__WHAT TO WORK ON__
Return each line of the entries that mentions the word "Intensive".

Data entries
────

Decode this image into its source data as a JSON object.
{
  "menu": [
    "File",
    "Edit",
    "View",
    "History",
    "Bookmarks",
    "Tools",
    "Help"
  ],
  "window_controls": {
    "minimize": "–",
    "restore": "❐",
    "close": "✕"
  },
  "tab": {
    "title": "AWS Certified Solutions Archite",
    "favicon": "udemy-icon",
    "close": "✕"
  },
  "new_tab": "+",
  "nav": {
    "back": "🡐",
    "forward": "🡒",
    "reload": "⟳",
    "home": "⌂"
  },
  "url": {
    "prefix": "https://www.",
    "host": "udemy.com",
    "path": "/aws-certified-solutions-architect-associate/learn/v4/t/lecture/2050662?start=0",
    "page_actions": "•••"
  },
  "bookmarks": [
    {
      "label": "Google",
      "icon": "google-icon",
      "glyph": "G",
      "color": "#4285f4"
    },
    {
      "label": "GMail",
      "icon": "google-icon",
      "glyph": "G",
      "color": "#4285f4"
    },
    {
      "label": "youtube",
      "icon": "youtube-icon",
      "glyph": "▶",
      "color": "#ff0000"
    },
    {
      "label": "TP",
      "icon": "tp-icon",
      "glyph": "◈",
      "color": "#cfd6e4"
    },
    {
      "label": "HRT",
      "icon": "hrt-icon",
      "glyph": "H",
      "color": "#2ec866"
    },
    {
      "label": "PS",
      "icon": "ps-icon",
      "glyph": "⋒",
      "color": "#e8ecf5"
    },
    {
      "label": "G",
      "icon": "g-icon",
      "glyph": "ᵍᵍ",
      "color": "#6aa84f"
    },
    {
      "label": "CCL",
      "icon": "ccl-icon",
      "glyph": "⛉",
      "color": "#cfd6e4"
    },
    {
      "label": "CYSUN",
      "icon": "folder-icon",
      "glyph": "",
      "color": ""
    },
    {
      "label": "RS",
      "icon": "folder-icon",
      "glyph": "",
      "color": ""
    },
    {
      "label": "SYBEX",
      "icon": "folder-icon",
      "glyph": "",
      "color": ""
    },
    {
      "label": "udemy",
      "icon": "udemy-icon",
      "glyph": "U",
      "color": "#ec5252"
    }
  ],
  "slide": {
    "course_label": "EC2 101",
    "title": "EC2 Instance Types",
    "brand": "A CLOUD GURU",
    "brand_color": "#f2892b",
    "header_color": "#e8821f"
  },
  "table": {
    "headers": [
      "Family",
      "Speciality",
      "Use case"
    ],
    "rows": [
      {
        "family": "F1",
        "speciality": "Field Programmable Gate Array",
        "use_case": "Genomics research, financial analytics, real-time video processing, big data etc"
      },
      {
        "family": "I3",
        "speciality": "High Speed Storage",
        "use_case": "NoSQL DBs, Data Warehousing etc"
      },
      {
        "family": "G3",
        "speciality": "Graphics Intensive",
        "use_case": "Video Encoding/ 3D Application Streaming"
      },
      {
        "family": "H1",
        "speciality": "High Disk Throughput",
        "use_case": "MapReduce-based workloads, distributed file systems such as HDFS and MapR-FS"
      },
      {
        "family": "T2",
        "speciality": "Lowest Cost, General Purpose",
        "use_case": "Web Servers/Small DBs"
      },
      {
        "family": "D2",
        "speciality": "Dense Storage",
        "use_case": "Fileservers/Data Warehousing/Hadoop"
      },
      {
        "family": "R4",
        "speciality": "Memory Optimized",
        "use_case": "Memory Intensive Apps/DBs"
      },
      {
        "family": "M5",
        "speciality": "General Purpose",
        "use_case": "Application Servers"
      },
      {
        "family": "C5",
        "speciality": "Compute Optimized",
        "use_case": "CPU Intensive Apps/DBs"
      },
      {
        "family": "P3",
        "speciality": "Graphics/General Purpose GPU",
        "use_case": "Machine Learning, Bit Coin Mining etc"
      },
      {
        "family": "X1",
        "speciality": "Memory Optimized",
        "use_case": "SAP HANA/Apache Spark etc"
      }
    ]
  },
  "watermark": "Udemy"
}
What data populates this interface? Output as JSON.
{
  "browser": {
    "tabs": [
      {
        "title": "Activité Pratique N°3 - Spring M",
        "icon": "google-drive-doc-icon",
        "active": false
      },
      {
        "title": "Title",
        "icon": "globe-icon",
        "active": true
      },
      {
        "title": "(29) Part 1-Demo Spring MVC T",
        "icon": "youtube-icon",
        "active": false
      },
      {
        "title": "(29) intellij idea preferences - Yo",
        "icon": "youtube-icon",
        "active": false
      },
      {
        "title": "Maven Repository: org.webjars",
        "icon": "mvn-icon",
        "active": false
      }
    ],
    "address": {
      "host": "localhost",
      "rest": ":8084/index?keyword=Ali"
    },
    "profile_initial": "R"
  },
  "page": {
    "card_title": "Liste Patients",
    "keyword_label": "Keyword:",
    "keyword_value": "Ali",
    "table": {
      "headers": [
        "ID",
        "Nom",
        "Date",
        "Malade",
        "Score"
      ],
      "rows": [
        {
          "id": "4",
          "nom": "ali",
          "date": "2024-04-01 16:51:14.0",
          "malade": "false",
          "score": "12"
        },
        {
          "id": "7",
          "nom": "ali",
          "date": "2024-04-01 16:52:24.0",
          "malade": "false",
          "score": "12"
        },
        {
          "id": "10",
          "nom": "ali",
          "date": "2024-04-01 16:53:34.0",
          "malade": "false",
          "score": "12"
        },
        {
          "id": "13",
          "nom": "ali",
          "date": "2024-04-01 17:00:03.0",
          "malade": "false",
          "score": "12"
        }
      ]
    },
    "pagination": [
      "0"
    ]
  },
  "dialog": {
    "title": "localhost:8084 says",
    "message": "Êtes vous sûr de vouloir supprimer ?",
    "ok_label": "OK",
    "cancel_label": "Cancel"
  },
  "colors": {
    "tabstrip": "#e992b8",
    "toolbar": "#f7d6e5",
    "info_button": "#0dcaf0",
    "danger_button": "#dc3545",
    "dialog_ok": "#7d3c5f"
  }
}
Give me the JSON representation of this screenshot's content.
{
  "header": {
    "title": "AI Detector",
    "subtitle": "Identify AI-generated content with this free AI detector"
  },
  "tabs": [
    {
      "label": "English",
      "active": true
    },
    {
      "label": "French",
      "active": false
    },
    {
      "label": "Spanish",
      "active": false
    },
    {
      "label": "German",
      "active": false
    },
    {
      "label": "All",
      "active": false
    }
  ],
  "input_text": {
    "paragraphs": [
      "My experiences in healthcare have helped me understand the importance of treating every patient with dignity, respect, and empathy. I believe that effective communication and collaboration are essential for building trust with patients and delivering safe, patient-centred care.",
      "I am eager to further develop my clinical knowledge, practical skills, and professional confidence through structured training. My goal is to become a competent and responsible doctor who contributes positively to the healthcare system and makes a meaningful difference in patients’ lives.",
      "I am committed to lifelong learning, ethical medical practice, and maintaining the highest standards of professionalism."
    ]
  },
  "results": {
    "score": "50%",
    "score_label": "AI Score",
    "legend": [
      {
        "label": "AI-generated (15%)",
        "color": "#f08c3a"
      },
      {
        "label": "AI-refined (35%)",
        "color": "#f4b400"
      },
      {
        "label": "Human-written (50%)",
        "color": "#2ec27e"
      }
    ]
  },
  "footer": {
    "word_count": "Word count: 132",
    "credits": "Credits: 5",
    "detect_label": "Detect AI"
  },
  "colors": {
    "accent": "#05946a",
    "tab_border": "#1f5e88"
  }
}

────

__TASK RESULT__
        "speciality": "Graphics Intensive",
        "use_case": "Memory Intensive Apps/DBs"
        "use_case": "CPU Intensive Apps/DBs"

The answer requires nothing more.